What needs to be done: What lines of the data include the string "euros"? Copy them all.

______________________________

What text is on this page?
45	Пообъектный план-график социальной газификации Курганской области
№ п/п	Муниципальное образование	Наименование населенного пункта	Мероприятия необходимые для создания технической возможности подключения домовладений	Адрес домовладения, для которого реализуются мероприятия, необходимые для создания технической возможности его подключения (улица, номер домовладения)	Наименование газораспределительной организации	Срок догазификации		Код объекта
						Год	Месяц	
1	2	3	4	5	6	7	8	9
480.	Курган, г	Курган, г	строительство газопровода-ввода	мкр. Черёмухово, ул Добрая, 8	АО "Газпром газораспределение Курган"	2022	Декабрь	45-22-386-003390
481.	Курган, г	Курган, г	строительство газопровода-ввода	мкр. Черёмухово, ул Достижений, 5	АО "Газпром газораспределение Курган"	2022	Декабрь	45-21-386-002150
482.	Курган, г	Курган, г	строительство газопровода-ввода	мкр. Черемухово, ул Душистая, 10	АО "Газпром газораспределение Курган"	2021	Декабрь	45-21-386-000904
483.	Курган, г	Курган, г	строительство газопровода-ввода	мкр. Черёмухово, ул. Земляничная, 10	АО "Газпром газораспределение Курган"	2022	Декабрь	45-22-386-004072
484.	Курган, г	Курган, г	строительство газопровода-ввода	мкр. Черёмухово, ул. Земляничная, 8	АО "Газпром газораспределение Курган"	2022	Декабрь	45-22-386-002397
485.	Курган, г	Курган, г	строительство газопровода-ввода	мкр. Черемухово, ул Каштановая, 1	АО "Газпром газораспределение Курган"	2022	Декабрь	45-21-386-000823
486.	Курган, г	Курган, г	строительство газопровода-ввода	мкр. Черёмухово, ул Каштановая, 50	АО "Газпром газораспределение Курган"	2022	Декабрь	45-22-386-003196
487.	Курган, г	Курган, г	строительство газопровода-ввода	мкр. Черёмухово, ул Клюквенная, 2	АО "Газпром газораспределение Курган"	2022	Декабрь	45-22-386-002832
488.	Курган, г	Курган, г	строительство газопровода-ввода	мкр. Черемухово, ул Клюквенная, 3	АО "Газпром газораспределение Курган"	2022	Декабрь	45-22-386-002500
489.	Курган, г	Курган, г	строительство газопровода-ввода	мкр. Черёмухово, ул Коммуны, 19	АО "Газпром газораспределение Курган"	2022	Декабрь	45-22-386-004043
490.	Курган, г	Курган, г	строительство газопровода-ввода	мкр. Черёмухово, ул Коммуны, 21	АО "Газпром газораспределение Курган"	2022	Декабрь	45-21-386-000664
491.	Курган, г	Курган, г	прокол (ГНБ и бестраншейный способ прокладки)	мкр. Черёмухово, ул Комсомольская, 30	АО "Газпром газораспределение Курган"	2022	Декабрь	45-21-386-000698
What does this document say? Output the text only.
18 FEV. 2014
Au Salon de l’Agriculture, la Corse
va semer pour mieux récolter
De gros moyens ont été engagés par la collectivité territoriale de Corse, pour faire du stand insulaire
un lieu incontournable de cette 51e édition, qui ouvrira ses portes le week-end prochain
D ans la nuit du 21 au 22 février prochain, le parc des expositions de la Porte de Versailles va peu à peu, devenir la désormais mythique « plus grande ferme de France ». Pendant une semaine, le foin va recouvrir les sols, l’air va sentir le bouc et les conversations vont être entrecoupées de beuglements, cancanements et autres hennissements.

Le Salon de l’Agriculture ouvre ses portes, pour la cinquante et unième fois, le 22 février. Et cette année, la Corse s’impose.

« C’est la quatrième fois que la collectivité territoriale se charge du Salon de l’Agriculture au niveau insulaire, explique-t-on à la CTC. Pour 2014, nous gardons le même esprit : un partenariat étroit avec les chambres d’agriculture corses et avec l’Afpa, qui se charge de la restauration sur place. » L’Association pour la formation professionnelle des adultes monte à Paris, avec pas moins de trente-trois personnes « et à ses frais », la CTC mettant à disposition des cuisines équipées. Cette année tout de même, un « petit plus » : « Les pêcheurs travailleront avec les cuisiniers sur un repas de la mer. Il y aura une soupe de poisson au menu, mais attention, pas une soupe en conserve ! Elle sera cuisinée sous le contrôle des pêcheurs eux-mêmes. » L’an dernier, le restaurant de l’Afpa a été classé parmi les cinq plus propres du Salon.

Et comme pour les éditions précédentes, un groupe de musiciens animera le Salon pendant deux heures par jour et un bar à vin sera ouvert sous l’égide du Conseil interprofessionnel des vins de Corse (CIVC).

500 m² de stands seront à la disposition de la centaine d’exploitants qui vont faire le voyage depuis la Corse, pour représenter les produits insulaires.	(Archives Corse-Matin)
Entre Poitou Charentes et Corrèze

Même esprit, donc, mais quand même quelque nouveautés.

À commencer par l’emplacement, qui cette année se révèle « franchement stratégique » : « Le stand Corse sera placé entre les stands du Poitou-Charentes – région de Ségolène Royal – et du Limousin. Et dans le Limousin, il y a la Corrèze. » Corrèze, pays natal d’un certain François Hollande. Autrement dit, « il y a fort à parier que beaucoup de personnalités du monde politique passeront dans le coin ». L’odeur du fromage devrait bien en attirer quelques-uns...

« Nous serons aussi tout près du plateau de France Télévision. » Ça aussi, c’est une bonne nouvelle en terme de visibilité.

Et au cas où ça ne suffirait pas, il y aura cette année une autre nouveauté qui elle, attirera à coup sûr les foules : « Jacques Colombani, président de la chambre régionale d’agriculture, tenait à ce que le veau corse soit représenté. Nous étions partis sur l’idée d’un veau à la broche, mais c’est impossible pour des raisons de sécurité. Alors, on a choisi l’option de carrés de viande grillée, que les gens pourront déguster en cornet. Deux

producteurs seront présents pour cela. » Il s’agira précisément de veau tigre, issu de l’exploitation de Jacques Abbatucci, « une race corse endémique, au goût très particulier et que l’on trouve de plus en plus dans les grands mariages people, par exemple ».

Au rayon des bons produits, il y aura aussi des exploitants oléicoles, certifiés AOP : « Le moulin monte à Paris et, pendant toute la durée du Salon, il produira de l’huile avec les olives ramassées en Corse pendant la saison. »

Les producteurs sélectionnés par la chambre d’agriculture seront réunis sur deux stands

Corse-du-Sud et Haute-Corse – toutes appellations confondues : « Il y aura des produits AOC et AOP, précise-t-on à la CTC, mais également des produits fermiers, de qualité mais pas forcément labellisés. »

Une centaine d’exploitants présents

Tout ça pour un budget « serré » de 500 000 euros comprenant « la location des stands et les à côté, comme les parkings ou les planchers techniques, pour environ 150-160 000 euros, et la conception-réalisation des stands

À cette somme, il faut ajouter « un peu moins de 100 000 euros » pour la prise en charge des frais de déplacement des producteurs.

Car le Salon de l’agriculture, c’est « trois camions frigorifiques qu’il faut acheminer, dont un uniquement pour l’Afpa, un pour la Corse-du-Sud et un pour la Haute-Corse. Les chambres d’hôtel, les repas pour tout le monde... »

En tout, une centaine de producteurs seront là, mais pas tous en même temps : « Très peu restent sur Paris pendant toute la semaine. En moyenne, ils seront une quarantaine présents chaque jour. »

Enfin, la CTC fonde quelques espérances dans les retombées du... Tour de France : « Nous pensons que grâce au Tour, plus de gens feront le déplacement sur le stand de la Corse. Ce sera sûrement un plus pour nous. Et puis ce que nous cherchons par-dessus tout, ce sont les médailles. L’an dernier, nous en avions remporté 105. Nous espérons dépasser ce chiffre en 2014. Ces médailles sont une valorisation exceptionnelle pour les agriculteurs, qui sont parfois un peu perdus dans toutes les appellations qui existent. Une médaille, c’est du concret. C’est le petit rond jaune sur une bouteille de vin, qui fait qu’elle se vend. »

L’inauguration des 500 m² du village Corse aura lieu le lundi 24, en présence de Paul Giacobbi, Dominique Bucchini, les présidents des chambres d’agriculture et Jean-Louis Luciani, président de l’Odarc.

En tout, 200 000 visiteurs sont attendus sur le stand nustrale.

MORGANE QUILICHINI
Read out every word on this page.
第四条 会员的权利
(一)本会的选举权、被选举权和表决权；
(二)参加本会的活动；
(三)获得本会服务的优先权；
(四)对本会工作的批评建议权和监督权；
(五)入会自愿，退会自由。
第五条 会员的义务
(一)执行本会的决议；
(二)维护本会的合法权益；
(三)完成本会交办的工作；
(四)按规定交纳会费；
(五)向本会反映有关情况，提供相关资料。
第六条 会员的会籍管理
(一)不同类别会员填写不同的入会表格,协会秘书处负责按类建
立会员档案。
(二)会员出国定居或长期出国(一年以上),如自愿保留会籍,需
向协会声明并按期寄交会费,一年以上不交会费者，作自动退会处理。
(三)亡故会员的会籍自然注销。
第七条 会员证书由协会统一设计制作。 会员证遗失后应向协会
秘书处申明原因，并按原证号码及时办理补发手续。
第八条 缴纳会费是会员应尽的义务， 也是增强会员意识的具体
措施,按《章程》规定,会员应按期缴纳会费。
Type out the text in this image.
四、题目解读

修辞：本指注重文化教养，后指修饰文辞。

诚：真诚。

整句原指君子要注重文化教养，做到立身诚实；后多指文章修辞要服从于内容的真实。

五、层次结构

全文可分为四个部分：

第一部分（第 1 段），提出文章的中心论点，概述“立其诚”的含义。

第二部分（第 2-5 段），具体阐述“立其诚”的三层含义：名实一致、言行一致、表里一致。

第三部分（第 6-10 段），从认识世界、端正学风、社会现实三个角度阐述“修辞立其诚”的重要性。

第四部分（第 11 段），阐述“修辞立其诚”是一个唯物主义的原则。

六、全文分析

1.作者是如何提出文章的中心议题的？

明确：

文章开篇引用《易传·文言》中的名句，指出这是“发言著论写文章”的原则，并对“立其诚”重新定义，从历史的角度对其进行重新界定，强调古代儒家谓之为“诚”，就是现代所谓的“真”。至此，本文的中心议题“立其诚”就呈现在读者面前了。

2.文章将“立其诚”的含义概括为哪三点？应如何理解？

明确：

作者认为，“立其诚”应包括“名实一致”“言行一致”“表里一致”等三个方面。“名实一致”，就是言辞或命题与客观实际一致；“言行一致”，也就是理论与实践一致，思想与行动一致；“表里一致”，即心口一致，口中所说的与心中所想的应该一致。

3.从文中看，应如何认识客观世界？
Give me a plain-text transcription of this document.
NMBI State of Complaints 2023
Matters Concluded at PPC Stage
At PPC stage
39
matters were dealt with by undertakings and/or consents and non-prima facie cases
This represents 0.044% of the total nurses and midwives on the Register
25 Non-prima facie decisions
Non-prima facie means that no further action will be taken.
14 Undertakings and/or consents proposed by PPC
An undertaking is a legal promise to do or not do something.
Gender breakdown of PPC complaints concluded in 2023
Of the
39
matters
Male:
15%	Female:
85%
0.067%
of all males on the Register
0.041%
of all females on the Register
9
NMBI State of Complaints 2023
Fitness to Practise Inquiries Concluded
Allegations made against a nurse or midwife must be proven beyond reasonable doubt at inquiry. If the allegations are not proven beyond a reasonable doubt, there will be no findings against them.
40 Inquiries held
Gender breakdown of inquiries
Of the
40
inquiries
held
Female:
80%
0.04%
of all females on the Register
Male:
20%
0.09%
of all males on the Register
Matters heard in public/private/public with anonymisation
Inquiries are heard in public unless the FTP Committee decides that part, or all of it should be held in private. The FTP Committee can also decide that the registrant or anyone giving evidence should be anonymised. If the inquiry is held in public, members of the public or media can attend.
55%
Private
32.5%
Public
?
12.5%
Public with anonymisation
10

______________________________

Complete answer:
Tout ça pour un budget « serré » de 500 000 euros comprenant « la location des stands et les à côté, comme les parkings ou les planchers techniques, pour environ 150-160 000 euros, et la conception-réalisation des stands
À cette somme, il faut ajouter « un peu moins de 100 000 euros » pour la prise en charge des frais de déplacement des producteurs.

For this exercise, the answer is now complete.